* _Material provided_:
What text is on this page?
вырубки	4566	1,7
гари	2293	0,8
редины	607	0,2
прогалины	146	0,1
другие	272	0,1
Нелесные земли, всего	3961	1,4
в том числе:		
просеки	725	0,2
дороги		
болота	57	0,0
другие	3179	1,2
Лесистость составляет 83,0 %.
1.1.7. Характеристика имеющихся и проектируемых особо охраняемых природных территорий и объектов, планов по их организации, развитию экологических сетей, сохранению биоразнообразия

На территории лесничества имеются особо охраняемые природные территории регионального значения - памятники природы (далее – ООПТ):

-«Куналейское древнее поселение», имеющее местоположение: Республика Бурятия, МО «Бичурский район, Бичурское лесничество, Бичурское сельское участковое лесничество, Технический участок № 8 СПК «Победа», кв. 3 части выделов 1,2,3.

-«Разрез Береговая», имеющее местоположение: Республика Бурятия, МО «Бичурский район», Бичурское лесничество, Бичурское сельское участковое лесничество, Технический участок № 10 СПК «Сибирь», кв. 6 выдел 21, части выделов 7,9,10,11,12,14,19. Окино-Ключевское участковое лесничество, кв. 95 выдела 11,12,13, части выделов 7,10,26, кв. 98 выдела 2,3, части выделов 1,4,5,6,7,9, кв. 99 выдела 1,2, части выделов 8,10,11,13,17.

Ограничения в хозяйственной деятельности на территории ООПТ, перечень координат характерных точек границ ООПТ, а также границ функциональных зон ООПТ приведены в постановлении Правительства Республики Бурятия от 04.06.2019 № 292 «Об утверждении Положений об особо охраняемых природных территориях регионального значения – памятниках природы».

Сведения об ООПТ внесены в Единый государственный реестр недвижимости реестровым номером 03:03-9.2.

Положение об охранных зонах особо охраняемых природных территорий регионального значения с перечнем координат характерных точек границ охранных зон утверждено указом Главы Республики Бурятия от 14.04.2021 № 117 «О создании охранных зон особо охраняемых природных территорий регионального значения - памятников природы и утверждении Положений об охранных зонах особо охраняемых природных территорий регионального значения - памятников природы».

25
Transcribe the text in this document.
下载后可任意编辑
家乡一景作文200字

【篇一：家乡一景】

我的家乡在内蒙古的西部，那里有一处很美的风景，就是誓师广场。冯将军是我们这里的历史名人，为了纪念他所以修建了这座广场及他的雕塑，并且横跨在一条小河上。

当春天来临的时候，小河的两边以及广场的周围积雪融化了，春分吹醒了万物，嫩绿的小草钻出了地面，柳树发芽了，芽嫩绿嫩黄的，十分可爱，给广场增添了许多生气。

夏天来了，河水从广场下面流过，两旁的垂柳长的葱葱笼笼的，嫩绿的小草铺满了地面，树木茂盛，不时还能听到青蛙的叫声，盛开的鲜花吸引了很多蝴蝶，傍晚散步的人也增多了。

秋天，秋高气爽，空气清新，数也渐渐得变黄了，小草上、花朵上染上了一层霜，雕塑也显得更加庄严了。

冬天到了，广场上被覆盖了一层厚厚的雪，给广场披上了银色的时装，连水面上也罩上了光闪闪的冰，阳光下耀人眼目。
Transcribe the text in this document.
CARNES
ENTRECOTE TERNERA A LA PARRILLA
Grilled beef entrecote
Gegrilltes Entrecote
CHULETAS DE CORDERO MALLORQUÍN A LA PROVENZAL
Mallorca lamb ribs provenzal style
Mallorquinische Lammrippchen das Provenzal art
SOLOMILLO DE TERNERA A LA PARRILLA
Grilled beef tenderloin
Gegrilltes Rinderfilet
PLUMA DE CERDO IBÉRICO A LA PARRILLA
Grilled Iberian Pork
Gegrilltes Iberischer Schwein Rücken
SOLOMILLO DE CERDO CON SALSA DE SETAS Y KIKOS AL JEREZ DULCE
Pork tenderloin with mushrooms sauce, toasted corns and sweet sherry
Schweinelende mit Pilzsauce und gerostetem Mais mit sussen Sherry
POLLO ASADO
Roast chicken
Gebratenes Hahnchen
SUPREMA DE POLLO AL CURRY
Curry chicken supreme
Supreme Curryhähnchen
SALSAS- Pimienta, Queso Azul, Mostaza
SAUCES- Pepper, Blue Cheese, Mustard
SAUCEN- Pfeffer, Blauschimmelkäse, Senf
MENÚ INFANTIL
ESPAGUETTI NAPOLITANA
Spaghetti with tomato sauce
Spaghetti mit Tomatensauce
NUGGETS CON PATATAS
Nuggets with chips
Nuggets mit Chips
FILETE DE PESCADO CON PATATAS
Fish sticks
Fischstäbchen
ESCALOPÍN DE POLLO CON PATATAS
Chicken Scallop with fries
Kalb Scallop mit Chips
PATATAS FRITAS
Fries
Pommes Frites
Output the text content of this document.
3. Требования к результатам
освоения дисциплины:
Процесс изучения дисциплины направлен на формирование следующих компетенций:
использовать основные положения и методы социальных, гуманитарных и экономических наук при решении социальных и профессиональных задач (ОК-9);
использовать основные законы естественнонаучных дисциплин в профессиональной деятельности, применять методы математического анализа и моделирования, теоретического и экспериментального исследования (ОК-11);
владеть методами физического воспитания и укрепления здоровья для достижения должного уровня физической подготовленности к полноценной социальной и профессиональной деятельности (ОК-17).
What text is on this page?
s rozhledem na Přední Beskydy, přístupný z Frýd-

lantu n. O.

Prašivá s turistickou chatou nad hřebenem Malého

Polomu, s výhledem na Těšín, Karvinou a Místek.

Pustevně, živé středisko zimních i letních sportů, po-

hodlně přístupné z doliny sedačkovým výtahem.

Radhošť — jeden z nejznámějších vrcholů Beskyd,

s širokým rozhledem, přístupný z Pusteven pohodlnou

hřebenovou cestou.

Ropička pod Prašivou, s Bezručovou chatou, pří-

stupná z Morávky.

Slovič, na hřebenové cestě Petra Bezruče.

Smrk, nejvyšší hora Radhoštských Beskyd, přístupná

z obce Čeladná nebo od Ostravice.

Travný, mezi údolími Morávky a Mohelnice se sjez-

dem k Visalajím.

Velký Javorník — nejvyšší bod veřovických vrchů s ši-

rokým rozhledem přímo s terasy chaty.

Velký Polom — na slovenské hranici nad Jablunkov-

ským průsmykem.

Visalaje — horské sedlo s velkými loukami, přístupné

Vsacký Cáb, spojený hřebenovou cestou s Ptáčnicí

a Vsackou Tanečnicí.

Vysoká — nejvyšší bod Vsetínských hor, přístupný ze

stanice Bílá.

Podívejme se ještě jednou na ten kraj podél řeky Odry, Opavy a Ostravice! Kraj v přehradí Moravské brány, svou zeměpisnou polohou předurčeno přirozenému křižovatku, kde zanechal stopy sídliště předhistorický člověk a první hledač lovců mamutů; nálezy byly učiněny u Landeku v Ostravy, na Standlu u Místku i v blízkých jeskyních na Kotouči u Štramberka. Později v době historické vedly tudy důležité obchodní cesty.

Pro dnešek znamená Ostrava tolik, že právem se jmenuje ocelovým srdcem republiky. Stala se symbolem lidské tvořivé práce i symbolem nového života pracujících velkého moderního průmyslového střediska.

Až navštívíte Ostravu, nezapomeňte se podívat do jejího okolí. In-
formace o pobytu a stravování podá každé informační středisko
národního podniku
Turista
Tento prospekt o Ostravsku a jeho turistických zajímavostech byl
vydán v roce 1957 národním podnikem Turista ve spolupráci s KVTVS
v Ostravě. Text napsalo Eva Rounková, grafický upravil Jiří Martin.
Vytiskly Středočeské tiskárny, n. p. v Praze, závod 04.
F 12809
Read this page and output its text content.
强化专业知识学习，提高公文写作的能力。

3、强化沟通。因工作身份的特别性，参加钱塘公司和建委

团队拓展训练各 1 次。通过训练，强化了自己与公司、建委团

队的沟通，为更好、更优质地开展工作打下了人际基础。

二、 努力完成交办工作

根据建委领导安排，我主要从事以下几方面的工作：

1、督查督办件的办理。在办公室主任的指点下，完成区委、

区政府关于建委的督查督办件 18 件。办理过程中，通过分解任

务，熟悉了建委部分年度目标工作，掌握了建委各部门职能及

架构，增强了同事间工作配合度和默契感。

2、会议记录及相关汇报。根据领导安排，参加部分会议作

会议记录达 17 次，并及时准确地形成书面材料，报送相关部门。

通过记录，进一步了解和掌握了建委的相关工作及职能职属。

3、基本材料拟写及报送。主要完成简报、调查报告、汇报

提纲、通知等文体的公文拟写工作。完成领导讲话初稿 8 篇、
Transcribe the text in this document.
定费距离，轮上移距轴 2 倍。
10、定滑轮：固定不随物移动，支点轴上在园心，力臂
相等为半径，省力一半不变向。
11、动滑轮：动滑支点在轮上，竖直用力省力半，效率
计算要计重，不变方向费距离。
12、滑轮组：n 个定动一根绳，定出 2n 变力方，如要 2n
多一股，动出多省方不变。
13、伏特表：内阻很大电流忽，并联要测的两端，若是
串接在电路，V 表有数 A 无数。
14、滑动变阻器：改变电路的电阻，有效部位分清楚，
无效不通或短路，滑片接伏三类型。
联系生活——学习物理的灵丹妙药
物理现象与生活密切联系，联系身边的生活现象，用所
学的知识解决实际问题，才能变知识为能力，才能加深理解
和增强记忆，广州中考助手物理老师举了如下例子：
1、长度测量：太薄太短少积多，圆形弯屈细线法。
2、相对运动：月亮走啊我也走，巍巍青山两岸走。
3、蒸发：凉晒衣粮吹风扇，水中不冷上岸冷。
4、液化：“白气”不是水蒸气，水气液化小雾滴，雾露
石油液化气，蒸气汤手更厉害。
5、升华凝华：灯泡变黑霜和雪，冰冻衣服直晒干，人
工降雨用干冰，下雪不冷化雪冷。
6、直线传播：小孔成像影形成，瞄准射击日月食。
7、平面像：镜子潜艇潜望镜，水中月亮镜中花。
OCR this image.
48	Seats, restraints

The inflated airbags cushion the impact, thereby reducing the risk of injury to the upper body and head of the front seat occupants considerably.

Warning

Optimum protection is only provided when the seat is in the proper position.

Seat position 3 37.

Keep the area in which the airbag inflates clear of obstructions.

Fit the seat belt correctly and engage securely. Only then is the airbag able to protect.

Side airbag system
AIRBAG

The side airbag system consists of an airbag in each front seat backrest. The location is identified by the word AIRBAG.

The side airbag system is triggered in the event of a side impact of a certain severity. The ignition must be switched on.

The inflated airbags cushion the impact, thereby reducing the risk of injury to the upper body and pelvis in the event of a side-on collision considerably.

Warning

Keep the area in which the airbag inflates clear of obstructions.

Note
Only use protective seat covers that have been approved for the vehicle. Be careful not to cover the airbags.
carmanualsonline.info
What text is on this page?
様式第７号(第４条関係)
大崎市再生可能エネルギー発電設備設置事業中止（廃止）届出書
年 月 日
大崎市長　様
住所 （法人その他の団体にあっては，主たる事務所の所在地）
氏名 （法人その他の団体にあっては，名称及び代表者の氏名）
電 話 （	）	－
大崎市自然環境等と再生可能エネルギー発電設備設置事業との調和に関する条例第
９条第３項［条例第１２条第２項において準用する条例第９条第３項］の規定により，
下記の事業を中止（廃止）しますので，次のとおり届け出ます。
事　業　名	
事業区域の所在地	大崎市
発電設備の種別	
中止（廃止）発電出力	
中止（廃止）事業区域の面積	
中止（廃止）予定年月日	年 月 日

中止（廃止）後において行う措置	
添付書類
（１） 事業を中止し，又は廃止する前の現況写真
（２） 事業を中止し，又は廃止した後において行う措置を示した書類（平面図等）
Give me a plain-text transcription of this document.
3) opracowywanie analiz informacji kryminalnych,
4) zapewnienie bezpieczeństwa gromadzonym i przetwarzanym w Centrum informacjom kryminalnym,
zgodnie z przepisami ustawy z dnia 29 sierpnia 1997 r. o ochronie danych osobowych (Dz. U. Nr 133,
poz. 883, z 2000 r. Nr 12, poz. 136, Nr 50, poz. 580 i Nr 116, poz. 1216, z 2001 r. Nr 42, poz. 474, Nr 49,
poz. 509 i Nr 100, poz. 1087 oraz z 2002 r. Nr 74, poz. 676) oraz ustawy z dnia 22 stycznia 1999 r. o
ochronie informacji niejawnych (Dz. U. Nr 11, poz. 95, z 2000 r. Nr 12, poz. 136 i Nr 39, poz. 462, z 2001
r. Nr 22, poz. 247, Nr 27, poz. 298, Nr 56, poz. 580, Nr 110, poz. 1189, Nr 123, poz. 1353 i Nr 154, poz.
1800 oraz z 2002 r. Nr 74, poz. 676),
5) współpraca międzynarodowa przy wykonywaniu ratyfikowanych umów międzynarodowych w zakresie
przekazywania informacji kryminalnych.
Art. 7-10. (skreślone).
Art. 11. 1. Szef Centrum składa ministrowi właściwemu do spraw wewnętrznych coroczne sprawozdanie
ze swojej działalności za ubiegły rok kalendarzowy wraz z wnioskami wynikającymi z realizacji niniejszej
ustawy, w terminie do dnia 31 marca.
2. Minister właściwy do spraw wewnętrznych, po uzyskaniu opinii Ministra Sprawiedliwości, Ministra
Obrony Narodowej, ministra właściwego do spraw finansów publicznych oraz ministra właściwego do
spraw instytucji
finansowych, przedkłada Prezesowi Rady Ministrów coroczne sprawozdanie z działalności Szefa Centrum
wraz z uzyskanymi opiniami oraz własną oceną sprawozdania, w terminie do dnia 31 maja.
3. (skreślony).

* _Exercise_: List all lines holding the string "beef".

* _Complete answer_:
Grilled beef entrecote
Grilled beef tenderloin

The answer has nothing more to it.